## SET TASK
Write the listing out again, all of it, word for word.

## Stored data

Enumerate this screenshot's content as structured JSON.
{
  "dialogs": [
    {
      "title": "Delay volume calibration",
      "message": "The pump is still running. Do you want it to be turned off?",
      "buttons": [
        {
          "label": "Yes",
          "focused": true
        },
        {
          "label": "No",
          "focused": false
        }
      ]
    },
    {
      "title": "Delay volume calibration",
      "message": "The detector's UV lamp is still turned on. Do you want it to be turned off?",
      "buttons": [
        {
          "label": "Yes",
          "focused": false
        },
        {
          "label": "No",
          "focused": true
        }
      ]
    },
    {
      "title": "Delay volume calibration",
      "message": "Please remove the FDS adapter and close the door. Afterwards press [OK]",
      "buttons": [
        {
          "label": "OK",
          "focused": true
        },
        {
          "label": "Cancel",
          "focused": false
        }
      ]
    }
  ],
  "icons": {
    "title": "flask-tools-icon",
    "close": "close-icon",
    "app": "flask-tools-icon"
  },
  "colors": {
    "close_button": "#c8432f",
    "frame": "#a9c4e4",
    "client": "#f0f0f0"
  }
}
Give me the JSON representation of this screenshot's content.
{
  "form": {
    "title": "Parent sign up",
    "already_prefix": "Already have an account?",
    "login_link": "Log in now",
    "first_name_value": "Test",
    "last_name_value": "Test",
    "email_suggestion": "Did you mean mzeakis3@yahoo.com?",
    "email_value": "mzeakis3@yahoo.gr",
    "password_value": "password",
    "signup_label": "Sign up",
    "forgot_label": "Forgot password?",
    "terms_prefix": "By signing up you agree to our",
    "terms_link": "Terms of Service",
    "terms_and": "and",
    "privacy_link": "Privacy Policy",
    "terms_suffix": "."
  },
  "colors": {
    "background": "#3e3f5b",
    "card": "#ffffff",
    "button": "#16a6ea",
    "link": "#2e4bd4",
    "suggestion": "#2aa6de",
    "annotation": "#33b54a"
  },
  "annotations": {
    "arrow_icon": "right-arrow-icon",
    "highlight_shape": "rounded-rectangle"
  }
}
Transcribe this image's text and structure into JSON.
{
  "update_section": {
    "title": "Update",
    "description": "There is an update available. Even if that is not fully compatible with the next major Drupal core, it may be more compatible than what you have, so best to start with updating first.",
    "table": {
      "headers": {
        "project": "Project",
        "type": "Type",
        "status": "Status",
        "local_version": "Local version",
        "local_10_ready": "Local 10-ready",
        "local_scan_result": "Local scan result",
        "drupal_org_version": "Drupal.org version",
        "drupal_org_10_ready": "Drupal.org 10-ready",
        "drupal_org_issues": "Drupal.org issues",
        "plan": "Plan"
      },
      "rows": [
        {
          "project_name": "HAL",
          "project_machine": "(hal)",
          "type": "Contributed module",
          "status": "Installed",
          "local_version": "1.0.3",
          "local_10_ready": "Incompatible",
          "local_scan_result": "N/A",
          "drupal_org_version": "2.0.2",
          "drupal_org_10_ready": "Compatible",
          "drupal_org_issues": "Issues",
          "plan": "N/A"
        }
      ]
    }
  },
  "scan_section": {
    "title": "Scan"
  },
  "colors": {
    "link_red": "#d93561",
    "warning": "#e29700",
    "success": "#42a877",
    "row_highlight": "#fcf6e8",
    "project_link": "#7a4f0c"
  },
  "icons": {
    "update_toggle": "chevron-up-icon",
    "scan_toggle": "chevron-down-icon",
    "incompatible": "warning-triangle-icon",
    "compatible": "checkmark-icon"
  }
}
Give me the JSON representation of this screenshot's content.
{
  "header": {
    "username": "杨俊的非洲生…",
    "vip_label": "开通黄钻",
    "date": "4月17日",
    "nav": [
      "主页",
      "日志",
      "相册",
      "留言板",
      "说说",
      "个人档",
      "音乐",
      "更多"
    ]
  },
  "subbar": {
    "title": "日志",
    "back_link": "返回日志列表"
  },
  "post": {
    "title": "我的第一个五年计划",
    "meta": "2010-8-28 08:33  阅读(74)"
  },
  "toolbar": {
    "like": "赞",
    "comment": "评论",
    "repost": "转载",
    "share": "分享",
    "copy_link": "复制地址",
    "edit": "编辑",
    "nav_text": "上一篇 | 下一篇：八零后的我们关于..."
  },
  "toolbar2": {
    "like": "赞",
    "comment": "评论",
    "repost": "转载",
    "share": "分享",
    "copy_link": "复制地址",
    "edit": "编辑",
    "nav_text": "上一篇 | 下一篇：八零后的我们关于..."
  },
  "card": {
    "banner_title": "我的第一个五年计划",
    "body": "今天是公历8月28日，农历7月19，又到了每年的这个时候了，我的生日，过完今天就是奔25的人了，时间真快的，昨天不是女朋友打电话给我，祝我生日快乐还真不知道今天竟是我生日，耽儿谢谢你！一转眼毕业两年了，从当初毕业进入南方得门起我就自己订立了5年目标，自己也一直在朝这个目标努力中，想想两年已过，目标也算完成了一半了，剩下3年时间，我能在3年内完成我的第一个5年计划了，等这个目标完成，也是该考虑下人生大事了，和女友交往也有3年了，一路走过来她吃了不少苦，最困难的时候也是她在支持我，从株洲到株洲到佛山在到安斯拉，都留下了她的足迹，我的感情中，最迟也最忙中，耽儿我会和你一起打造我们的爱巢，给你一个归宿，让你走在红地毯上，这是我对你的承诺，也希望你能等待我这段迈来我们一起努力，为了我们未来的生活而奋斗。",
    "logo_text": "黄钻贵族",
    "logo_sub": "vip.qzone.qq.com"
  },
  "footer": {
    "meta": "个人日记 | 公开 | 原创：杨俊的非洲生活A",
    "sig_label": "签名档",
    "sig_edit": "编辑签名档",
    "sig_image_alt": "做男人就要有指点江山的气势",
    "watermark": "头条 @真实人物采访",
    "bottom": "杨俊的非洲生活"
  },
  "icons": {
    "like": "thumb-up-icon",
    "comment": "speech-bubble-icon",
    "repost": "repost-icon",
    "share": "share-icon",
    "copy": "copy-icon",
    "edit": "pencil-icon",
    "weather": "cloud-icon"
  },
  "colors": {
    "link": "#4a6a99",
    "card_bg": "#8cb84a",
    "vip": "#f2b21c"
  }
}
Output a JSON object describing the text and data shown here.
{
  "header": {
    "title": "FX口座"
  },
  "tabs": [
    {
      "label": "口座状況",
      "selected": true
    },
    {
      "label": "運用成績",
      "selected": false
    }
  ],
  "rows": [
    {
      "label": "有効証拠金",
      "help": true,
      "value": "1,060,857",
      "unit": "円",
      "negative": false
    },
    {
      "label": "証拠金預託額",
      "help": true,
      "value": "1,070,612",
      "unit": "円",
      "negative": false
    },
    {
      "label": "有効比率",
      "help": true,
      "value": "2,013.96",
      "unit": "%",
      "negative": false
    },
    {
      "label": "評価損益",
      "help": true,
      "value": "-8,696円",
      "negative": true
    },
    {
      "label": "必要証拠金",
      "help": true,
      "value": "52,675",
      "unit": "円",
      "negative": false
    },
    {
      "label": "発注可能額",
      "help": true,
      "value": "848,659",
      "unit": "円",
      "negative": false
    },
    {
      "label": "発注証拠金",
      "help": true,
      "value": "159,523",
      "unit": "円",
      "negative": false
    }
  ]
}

## WRITTEN RESPONSE
Enumerate this screenshot's content as structured JSON.
{
  "dialogs": [
    {
      "title": "Delay volume calibration",
      "message": "The pump is still running. Do you want it to be turned off?",
      "buttons": [
        {
          "label": "Yes",
          "focused": true
        },
        {
          "label": "No",
          "focused": false
        }
      ]
    },
    {
      "title": "Delay volume calibration",
      "message": "The detector's UV lamp is still turned on. Do you want it to be turned off?",
      "buttons": [
        {
          "label": "Yes",
          "focused": false
        },
        {
          "label": "No",
          "focused": true
        }
      ]
    },
    {
      "title": "Delay volume calibration",
      "message": "Please remove the FDS adapter and close the door. Afterwards press [OK]",
      "buttons": [
        {
          "label": "OK",
          "focused": true
        },
        {
          "label": "Cancel",
          "focused": false
        }
      ]
    }
  ],
  "icons": {
    "title": "flask-tools-icon",
    "close": "close-icon",
    "app": "flask-tools-icon"
  },
  "colors": {
    "close_button": "#c8432f",
    "frame": "#a9c4e4",
    "client": "#f0f0f0"
  }
}
Give me the JSON representation of this screenshot's content.
{
  "form": {
    "title": "Parent sign up",
    "already_prefix": "Already have an account?",
    "login_link": "Log in now",
    "first_name_value": "Test",
    "last_name_value": "Test",
    "email_suggestion": "Did you mean mzeakis3@yahoo.com?",
    "email_value": "mzeakis3@yahoo.gr",
    "password_value": "password",
    "signup_label": "Sign up",
    "forgot_label": "Forgot password?",
    "terms_prefix": "By signing up you agree to our",
    "terms_link": "Terms of Service",
    "terms_and": "and",
    "privacy_link": "Privacy Policy",
    "terms_suffix": "."
  },
  "colors": {
    "background": "#3e3f5b",
    "card": "#ffffff",
    "button": "#16a6ea",
    "link": "#2e4bd4",
    "suggestion": "#2aa6de",
    "annotation": "#33b54a"
  },
  "annotations": {
    "arrow_icon": "right-arrow-icon",
    "highlight_shape": "rounded-rectangle"
  }
}
Transcribe this image's text and structure into JSON.
{
  "update_section": {
    "title": "Update",
    "description": "There is an update available. Even if that is not fully compatible with the next major Drupal core, it may be more compatible than what you have, so best to start with updating first.",
    "table": {
      "headers": {
        "project": "Project",
        "type": "Type",
        "status": "Status",
        "local_version": "Local version",
        "local_10_ready": "Local 10-ready",
        "local_scan_result": "Local scan result",
        "drupal_org_version": "Drupal.org version",
        "drupal_org_10_ready": "Drupal.org 10-ready",
        "drupal_org_issues": "Drupal.org issues",
        "plan": "Plan"
      },
      "rows": [
        {
          "project_name": "HAL",
          "project_machine": "(hal)",
          "type": "Contributed module",
          "status": "Installed",
          "local_version": "1.0.3",
          "local_10_ready": "Incompatible",
          "local_scan_result": "N/A",
          "drupal_org_version": "2.0.2",
          "drupal_org_10_ready": "Compatible",
          "drupal_org_issues": "Issues",
          "plan": "N/A"
        }
      ]
    }
  },
  "scan_section": {
    "title": "Scan"
  },
  "colors": {
    "link_red": "#d93561",
    "warning": "#e29700",
    "success": "#42a877",
    "row_highlight": "#fcf6e8",
    "project_link": "#7a4f0c"
  },
  "icons": {
    "update_toggle": "chevron-up-icon",
    "scan_toggle": "chevron-down-icon",
    "incompatible": "warning-triangle-icon",
    "compatible": "checkmark-icon"
  }
}
Give me the JSON representation of this screenshot's content.
{
  "header": {
    "username": "杨俊的非洲生…",
    "vip_label": "开通黄钻",
    "date": "4月17日",
    "nav": [
      "主页",
      "日志",
      "相册",
      "留言板",
      "说说",
      "个人档",
      "音乐",
      "更多"
    ]
  },
  "subbar": {
    "title": "日志",
    "back_link": "返回日志列表"
  },
  "post": {
    "title": "我的第一个五年计划",
    "meta": "2010-8-28 08:33  阅读(74)"
  },
  "toolbar": {
    "like": "赞",
    "comment": "评论",
    "repost": "转载",
    "share": "分享",
    "copy_link": "复制地址",
    "edit": "编辑",
    "nav_text": "上一篇 | 下一篇：八零后的我们关于..."
  },
  "toolbar2": {
    "like": "赞",
    "comment": "评论",
    "repost": "转载",
    "share": "分享",
    "copy_link": "复制地址",
    "edit": "编辑",
    "nav_text": "上一篇 | 下一篇：八零后的我们关于..."
  },
  "card": {
    "banner_title": "我的第一个五年计划",
    "body": "今天是公历8月28日，农历7月19，又到了每年的这个时候了，我的生日，过完今天就是奔25的人了，时间真快的，昨天不是女朋友打电话给我，祝我生日快乐还真不知道今天竟是我生日，耽儿谢谢你！一转眼毕业两年了，从当初毕业进入南方得门起我就自己订立了5年目标，自己也一直在朝这个目标努力中，想想两年已过，目标也算完成了一半了，剩下3年时间，我能在3年内完成我的第一个5年计划了，等这个目标完成，也是该考虑下人生大事了，和女友交往也有3年了，一路走过来她吃了不少苦，最困难的时候也是她在支持我，从株洲到株洲到佛山在到安斯拉，都留下了她的足迹，我的感情中，最迟也最忙中，耽儿我会和你一起打造我们的爱巢，给你一个归宿，让你走在红地毯上，这是我对你的承诺，也希望你能等待我这段迈来我们一起努力，为了我们未来的生活而奋斗。",
    "logo_text": "黄钻贵族",
    "logo_sub": "vip.qzone.qq.com"
  },
  "footer": {
    "meta": "个人日记 | 公开 | 原创：杨俊的非洲生活A",
    "sig_label": "签名档",
    "sig_edit": "编辑签名档",
    "sig_image_alt": "做男人就要有指点江山的气势",
    "watermark": "头条 @真实人物采访",
    "bottom": "杨俊的非洲生活"
  },
  "icons": {
    "like": "thumb-up-icon",
    "comment": "speech-bubble-icon",
    "repost": "repost-icon",
    "share": "share-icon",
    "copy": "copy-icon",
    "edit": "pencil-icon",
    "weather": "cloud-icon"
  },
  "colors": {
    "link": "#4a6a99",
    "card_bg": "#8cb84a",
    "vip": "#f2b21c"
  }
}
Output a JSON object describing the text and data shown here.
{
  "header": {
    "title": "FX口座"
  },
  "tabs": [
    {
      "label": "口座状況",
      "selected": true
    },
    {
      "label": "運用成績",
      "selected": false
    }
  ],
  "rows": [
    {
      "label": "有効証拠金",
      "help": true,
      "value": "1,060,857",
      "unit": "円",
      "negative": false
    },
    {
      "label": "証拠金預託額",
      "help": true,
      "value": "1,070,612",
      "unit": "円",
      "negative": false
    },
    {
      "label": "有効比率",
      "help": true,
      "value": "2,013.96",
      "unit": "%",
      "negative": false
    },
    {
      "label": "評価損益",
      "help": true,
      "value": "-8,696円",
      "negative": true
    },
    {
      "label": "必要証拠金",
      "help": true,
      "value": "52,675",
      "unit": "円",
      "negative": false
    },
    {
      "label": "発注可能額",
      "help": true,
      "value": "848,659",
      "unit": "円",
      "negative": false
    },
    {
      "label": "発注証拠金",
      "help": true,
      "value": "159,523",
      "unit": "円",
      "negative": false
    }
  ]
}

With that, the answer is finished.